# START OF RECORDS FOR THIS TASK

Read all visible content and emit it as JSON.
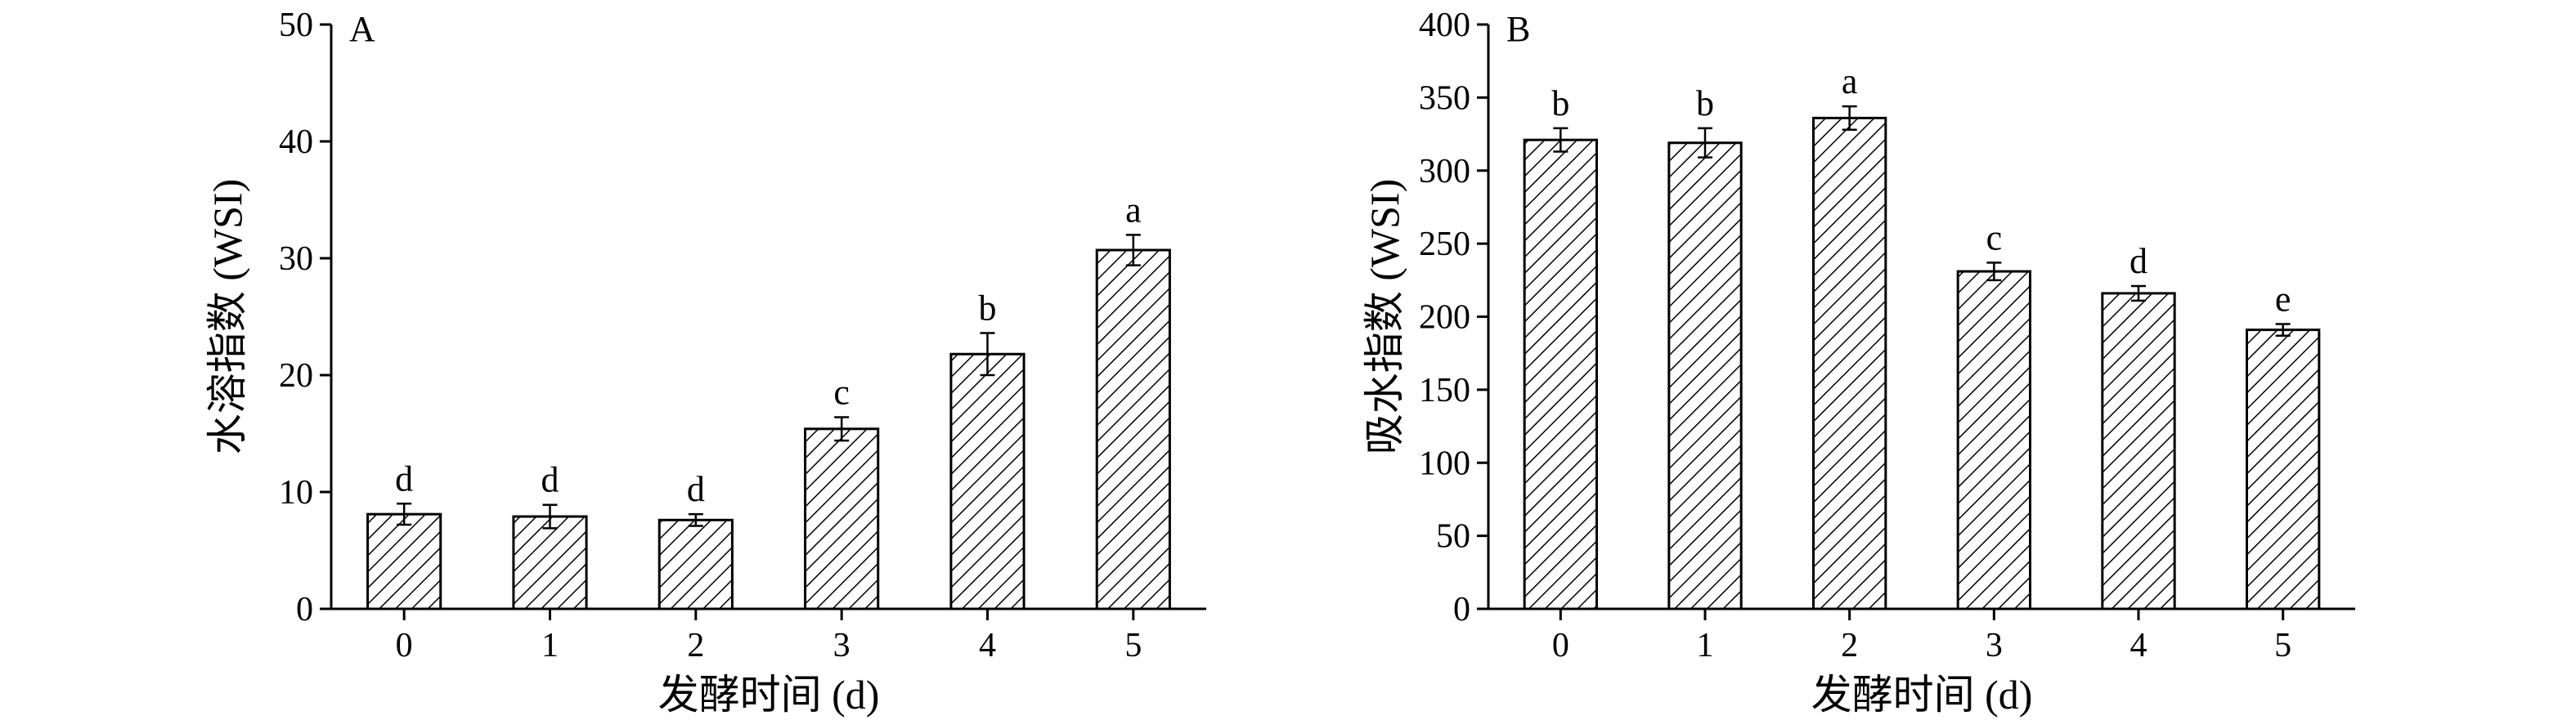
{
  "chart_data": [
    {
      "type": "bar",
      "panel_label": "A",
      "categories": [
        "0",
        "1",
        "2",
        "3",
        "4",
        "5"
      ],
      "values": [
        8.1,
        7.9,
        7.6,
        15.4,
        21.8,
        30.7
      ],
      "errors": [
        0.9,
        1.0,
        0.5,
        1.0,
        1.8,
        1.3
      ],
      "significance": [
        "d",
        "d",
        "d",
        "c",
        "b",
        "a"
      ],
      "xlabel": "发酵时间 (d)",
      "ylabel": "水溶指数 (WSI)",
      "ylim": [
        0,
        50
      ],
      "yticks": [
        0,
        10,
        20,
        30,
        40,
        50
      ],
      "grid": false,
      "bar_fill": "diagonal-hatch",
      "colors": {
        "bar_edge": "#000000",
        "hatch": "#000000",
        "background": "#ffffff"
      }
    },
    {
      "type": "bar",
      "panel_label": "B",
      "categories": [
        "0",
        "1",
        "2",
        "3",
        "4",
        "5"
      ],
      "values": [
        321,
        319,
        336,
        231,
        216,
        191
      ],
      "errors": [
        8,
        10,
        8,
        6,
        5,
        4
      ],
      "significance": [
        "b",
        "b",
        "a",
        "c",
        "d",
        "e"
      ],
      "xlabel": "发酵时间 (d)",
      "ylabel": "吸水指数 (WSI)",
      "ylim": [
        0,
        400
      ],
      "yticks": [
        0,
        50,
        100,
        150,
        200,
        250,
        300,
        350,
        400
      ],
      "grid": false,
      "bar_fill": "diagonal-hatch",
      "colors": {
        "bar_edge": "#000000",
        "hatch": "#000000",
        "background": "#ffffff"
      }
    }
  ]
}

# END OF RECORDS FOR THIS TASK

GIVEN PROBLEM » All of the material above should be reproduced exactly, except the pictures.

TASK ANSWER »
Read all visible content and emit it as JSON.
{
  "chart_data": [
    {
      "type": "bar",
      "panel_label": "A",
      "categories": [
        "0",
        "1",
        "2",
        "3",
        "4",
        "5"
      ],
      "values": [
        8.1,
        7.9,
        7.6,
        15.4,
        21.8,
        30.7
      ],
      "errors": [
        0.9,
        1.0,
        0.5,
        1.0,
        1.8,
        1.3
      ],
      "significance": [
        "d",
        "d",
        "d",
        "c",
        "b",
        "a"
      ],
      "xlabel": "发酵时间 (d)",
      "ylabel": "水溶指数 (WSI)",
      "ylim": [
        0,
        50
      ],
      "yticks": [
        0,
        10,
        20,
        30,
        40,
        50
      ],
      "grid": false,
      "bar_fill": "diagonal-hatch",
      "colors": {
        "bar_edge": "#000000",
        "hatch": "#000000",
        "background": "#ffffff"
      }
    },
    {
      "type": "bar",
      "panel_label": "B",
      "categories": [
        "0",
        "1",
        "2",
        "3",
        "4",
        "5"
      ],
      "values": [
        321,
        319,
        336,
        231,
        216,
        191
      ],
      "errors": [
        8,
        10,
        8,
        6,
        5,
        4
      ],
      "significance": [
        "b",
        "b",
        "a",
        "c",
        "d",
        "e"
      ],
      "xlabel": "发酵时间 (d)",
      "ylabel": "吸水指数 (WSI)",
      "ylim": [
        0,
        400
      ],
      "yticks": [
        0,
        50,
        100,
        150,
        200,
        250,
        300,
        350,
        400
      ],
      "grid": false,
      "bar_fill": "diagonal-hatch",
      "colors": {
        "bar_edge": "#000000",
        "hatch": "#000000",
        "background": "#ffffff"
      }
    }
  ]
}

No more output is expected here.